▶ _REQUIRED TASK_: In the following material, identify every line holding the string "Access" and return it.

[Records from a data collection]
○ ○ ○
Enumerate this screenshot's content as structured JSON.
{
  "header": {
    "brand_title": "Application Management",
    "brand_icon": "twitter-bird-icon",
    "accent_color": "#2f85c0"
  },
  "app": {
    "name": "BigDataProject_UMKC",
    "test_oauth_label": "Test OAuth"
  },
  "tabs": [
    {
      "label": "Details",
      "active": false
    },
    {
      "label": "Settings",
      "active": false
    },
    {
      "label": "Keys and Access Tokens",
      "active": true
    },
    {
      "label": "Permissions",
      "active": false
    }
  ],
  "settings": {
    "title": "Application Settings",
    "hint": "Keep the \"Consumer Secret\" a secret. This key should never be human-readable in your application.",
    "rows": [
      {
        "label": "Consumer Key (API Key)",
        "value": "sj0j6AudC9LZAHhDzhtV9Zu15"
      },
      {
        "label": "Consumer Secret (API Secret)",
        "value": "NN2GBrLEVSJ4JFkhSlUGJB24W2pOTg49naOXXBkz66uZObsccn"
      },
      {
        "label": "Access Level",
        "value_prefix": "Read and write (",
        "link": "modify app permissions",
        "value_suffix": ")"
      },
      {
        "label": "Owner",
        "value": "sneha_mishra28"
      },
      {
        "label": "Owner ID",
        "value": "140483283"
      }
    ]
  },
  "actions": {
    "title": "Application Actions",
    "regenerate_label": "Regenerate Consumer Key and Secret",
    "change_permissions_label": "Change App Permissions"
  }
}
○ ○ ○
▶ _REPLY TO THE TASK_:
      "label": "Keys and Access Tokens",
        "label": "Access Level",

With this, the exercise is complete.